_EXERCISE BRIEF_
Search the listing below for "rates". Copy each matching line.

_MATERIAL SHOWN_

[Start]

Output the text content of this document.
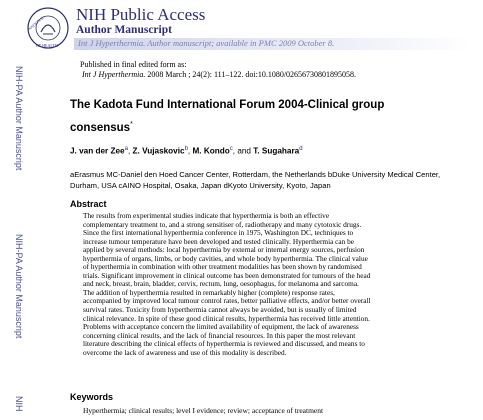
NIH-PA Author Manuscript
NIH-PA Author Manuscript
NIH
NATIONAL
OF HEALTH
NIH Public Access
Author Manuscript
Int J Hyperthermia. Author manuscript; available in PMC 2009 October 8.
Published in final edited form as:
Int J Hyperthermia. 2008 March ; 24(2): 111–122. doi:10.1080/02656730801895058.
The Kadota Fund International Forum 2004-Clinical group
consensus*
J. van der Zee$^a$, Z. Vujaskovic$^b$, M. Kondo$^c$, and T. Sugahara$^d$
aErasmus MC-Daniel den Hoed Cancer Center, Rotterdam, the Netherlands bDuke University Medical Center, Durham, USA cAINO Hospital, Osaka, Japan dKyoto University, Kyoto, Japan
Abstract
The results from experimental studies indicate that hyperthermia is both an effective
complementary treatment to, and a strong sensitiser of, radiotherapy and many cytotoxic drugs.
Since the first international hyperthermia conference in 1975, Washington DC, techniques to
increase tumour temperature have been developed and tested clinically. Hyperthermia can be
applied by several methods: local hyperthermia by external or internal energy sources, perfusion
hyperthermia of organs, limbs, or body cavities, and whole body hyperthermia. The clinical value
of hyperthermia in combination with other treatment modalities has been shown by randomised
trials. Significant improvement in clinical outcome has been demonstrated for tumours of the head
and neck, breast, brain, bladder, cervix, rectum, lung, oesophagus, for melanoma and sarcoma.
The addition of hyperthermia resulted in remarkably higher (complete) response rates,
accompanied by improved local tumour control rates, better palliative effects, and/or better overall
survival rates. Toxicity from hyperthermia cannot always be avoided, but is usually of limited
clinical relevance. In spite of these good clinical results, hyperthermia has received little attention.
Problems with acceptance concern the limited availability of equipment, the lack of awareness
concerning clinical results, and the lack of financial resources. In this paper the most relevant
literature describing the clinical effects of hyperthermia is reviewed and discussed, and means to
overcome the lack of awareness and use of this modality is described.
Keywords
Hyperthermia; clinical results; level I evidence; review; acceptance of treatment
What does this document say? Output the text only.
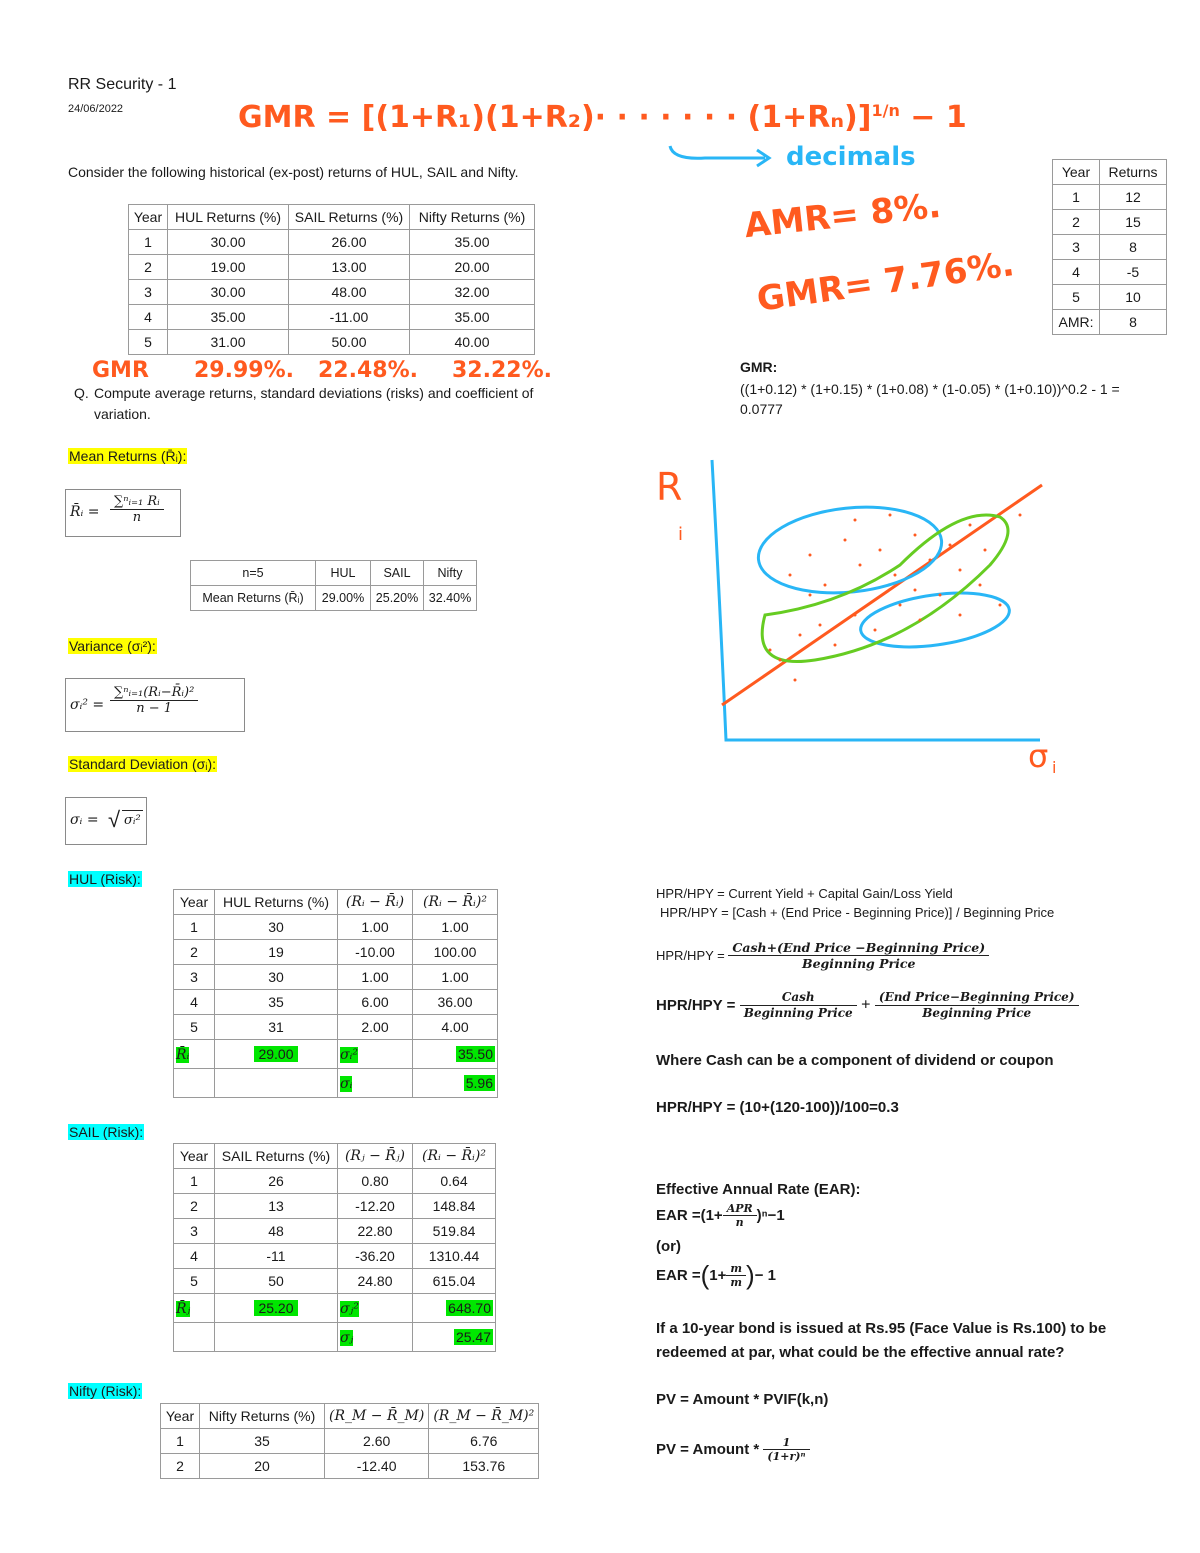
RR Security - 1
24/06/2022
Consider the following historical (ex-post) returns of HUL, SAIL and Nifty.
GMR = [(1+R₁)(1+R₂)· · · · · · · (1+Rₙ)]$^{1/n}$ − 1
decimals
AMR= 8%.
GMR= 7.76%.
Year	HUL Returns (%)	SAIL Returns (%)	Nifty Returns (%)
1	30.00	26.00	35.00
2	19.00	13.00	20.00
3	30.00	48.00	32.00
4	35.00	-11.00	35.00
5	31.00	50.00	40.00
GMR 29.99%. 22.48%. 32.22%.
Q. Compute average returns, standard deviations (risks) and coefficient of
variation.
Year	Returns
1	12
2	15
3	8
4	-5
5	10
AMR:	8
GMR:
((1+0.12) * (1+0.15) * (1+0.08) * (1-0.05) * (1+0.10))^0.2 - 1 =
0.0777
R
i
σ i
Mean Returns (R̄ᵢ):
R̄ᵢ = $\frac{\text{∑ⁿᵢ₌₁ Rᵢ}}{n}$
n=5	HUL	SAIL	Nifty
Mean Returns (R̄ᵢ)	29.00%	25.20%	32.40%
Variance (σᵢ²):
σᵢ² = $\frac{\text{∑ⁿᵢ₌₁(Rᵢ−R̄ᵢ)²}}{n - 1}$
Standard Deviation (σᵢ):
σᵢ = √ σᵢ²
HUL (Risk):
Year	HUL Returns (%)	(Rᵢ − R̄ᵢ)	(Rᵢ − R̄ᵢ)²
1	30	1.00	1.00
2	19	-10.00	100.00
3	30	1.00	1.00
4	35	6.00	36.00
5	31	2.00	4.00
R̄ᵢ	29.00	σᵢ²	35.50
		σᵢ	5.96
SAIL (Risk):
Year	SAIL Returns (%)	(Rⱼ − R̄ⱼ)	(Rᵢ − R̄ᵢ)²
1	26	0.80	0.64
2	13	-12.20	148.84
3	48	22.80	519.84
4	-11	-36.20	1310.44
5	50	24.80	615.04
R̄ⱼ	25.20	σⱼ²	648.70
		σⱼ	25.47
Nifty (Risk):
Year	Nifty Returns (%)	(R_M − R̄_M)	(R_M − R̄_M)²
1	35	2.60	6.76
2	20	-12.40	153.76
HPR/HPY = Current Yield + Capital Gain/Loss Yield
HPR/HPY = [Cash + (End Price - Beginning Price)] / Beginning Price
$HPR/HPY = \frac{\text{Cash+(End Price −Beginning Price)}}{\text{Beginning Price}}$
$HPR/HPY = \frac{\text{Cash}}{\text{Beginning Price}} + \frac{\text{(End Price−Beginning Price)}}{\text{Beginning Price}}$
Where Cash can be a component of dividend or coupon
HPR/HPY = (10+(120-100))/100=0.3
Effective Annual Rate (EAR):
EAR $=(1+ \frac{\text{APR}}{n} )^n-1$
(or)
EAR $=(1+ \frac{m}{m}$ )− 1
If a 10-year bond is issued at Rs.95 (Face Value is Rs.100) to be
redeemed at par, what could be the effective annual rate?
PV = Amount * PVIF(k,n)
PV = Amount * $\frac{1}{\text{(1+r)ⁿ}}$
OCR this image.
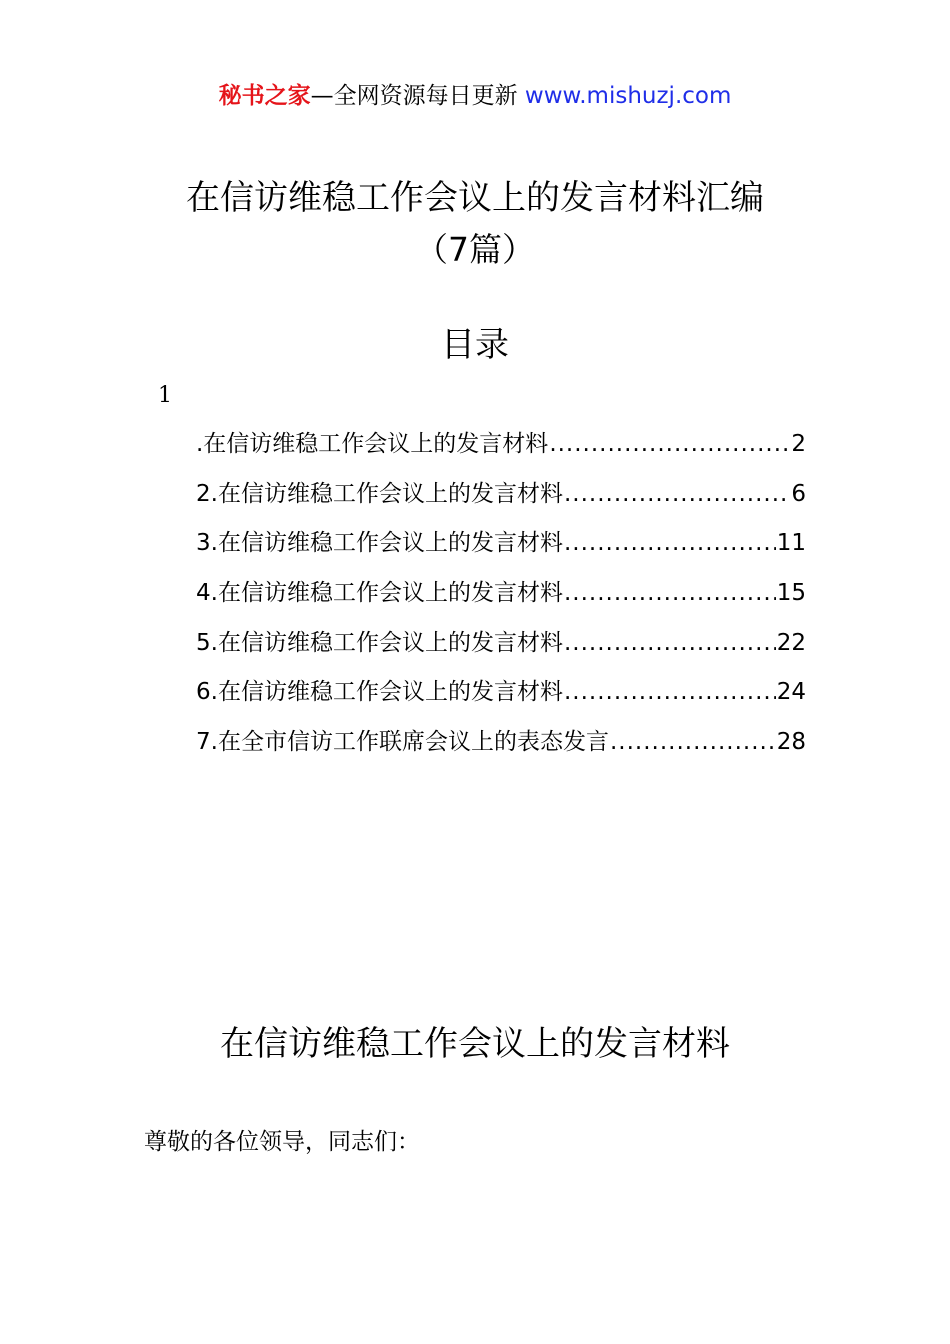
秘书之家—全网资源每日更新 www.mishuzj.com
在信访维稳工作会议上的发言材料汇编
（7篇）
目录
1
.在信访维稳工作会议上的发言材料 .....	2
2.在信访维稳工作会议上的发言材料 .....	6
3.在信访维稳工作会议上的发言材料 .....	11
4.在信访维稳工作会议上的发言材料 .....	15
5.在信访维稳工作会议上的发言材料 .....	22
6.在信访维稳工作会议上的发言材料 .....	24
7.在全市信访工作联席会议上的表态发言 .....	28
在信访维稳工作会议上的发言材料

尊敬的各位领导，同志们：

[End]

_OUTPUT_
The addition of hyperthermia resulted in remarkably higher (complete) response rates,
accompanied by improved local tumour control rates, better palliative effects, and/or better overall
survival rates. Toxicity from hyperthermia cannot always be avoided, but is usually of limited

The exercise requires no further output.